> Stated exercise:
Return the count of lines that hold the string "Types", with no other words.

Stored data:
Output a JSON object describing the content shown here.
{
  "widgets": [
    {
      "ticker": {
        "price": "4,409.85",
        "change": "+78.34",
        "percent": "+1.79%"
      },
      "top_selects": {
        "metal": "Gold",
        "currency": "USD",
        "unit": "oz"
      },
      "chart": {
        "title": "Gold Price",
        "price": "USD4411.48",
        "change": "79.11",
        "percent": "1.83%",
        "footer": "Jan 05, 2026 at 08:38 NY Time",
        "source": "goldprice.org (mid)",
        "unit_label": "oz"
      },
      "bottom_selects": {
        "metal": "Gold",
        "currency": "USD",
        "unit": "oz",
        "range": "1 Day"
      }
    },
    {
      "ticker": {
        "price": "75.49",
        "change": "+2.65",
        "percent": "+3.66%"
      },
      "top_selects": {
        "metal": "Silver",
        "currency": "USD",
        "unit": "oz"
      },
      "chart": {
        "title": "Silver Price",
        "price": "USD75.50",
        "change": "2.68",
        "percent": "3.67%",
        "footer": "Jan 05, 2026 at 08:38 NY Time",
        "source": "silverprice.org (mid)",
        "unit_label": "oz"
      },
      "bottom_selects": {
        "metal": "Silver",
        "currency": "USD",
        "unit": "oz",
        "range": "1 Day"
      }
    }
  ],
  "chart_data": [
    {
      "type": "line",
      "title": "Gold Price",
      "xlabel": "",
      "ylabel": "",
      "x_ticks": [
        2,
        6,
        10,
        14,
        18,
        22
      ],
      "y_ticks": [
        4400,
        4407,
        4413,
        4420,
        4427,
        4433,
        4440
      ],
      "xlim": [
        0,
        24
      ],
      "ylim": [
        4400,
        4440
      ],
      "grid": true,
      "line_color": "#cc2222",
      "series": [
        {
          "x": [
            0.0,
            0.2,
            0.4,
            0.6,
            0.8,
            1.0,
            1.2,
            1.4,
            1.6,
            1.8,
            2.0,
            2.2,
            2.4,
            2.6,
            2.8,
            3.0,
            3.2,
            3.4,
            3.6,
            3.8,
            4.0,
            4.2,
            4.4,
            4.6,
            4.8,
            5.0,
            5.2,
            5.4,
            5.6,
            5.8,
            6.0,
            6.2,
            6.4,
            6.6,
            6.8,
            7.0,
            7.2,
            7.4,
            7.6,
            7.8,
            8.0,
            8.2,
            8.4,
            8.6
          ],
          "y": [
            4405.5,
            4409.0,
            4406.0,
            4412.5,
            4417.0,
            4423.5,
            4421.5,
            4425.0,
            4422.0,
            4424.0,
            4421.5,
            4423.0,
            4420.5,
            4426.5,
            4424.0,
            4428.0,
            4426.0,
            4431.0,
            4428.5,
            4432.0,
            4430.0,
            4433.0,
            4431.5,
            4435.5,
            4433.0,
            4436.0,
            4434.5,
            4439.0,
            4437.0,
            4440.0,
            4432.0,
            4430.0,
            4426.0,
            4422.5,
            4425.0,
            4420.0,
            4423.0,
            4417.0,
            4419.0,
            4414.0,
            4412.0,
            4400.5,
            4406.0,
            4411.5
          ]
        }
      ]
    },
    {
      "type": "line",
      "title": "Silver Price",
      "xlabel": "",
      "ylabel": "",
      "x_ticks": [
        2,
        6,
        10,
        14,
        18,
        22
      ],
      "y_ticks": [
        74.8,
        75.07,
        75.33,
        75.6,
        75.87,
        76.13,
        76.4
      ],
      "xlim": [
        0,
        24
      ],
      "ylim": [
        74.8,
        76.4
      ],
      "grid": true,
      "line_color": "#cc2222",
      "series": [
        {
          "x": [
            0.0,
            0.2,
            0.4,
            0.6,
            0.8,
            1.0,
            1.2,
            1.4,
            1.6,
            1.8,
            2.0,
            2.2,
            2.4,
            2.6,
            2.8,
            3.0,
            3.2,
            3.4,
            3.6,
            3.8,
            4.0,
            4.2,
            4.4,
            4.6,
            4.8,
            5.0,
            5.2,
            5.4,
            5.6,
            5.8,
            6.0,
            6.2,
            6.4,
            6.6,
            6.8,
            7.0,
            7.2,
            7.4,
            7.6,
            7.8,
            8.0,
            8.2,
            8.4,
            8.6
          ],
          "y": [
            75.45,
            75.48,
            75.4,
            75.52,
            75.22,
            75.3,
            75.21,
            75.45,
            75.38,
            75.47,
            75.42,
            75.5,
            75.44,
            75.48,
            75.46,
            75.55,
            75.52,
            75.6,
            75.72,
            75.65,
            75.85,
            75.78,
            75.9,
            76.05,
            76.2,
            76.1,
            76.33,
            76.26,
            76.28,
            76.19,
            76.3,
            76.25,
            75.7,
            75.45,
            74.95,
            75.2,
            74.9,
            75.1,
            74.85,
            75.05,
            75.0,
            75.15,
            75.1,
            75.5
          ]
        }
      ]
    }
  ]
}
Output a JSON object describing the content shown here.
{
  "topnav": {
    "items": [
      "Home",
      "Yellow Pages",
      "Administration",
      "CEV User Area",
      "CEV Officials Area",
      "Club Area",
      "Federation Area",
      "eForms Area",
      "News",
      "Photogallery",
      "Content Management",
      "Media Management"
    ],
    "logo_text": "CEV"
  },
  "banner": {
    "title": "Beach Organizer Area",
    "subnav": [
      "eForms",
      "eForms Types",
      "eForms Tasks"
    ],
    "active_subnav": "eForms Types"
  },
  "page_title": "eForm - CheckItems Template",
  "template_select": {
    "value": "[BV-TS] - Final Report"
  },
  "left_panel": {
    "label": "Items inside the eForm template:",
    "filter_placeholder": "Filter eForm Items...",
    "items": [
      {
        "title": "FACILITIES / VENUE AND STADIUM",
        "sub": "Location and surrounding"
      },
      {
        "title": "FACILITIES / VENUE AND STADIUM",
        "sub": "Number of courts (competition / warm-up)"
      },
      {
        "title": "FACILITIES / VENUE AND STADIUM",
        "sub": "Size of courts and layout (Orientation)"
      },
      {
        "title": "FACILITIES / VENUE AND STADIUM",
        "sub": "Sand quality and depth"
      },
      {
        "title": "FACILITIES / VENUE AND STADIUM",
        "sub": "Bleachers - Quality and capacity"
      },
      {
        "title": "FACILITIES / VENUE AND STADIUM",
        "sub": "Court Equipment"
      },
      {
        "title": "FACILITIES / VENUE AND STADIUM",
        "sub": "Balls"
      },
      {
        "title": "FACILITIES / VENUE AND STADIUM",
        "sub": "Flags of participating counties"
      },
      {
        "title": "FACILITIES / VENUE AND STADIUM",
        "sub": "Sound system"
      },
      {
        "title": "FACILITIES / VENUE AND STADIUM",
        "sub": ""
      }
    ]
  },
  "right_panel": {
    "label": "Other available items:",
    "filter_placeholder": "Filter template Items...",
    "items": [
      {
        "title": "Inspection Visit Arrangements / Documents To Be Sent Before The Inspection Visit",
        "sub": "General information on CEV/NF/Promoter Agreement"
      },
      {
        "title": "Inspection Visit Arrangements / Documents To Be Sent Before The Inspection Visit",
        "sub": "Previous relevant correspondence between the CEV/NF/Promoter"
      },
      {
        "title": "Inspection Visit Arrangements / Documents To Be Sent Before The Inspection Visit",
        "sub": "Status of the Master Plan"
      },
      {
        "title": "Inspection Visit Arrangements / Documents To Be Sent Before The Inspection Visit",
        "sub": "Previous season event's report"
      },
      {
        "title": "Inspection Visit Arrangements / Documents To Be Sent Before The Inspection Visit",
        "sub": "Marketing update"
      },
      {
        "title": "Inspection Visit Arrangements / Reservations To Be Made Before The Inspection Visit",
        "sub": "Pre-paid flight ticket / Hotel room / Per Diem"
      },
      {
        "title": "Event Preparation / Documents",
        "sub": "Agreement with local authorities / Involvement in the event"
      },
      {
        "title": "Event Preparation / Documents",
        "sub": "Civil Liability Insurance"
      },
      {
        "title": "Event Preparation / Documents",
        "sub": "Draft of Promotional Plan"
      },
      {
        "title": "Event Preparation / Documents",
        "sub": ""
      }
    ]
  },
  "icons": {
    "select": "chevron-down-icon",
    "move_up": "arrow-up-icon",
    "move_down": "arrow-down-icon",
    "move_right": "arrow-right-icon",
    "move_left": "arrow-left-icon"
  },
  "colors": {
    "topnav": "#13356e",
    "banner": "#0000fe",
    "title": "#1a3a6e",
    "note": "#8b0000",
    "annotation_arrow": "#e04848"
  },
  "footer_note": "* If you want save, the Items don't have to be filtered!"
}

> Complete output:
2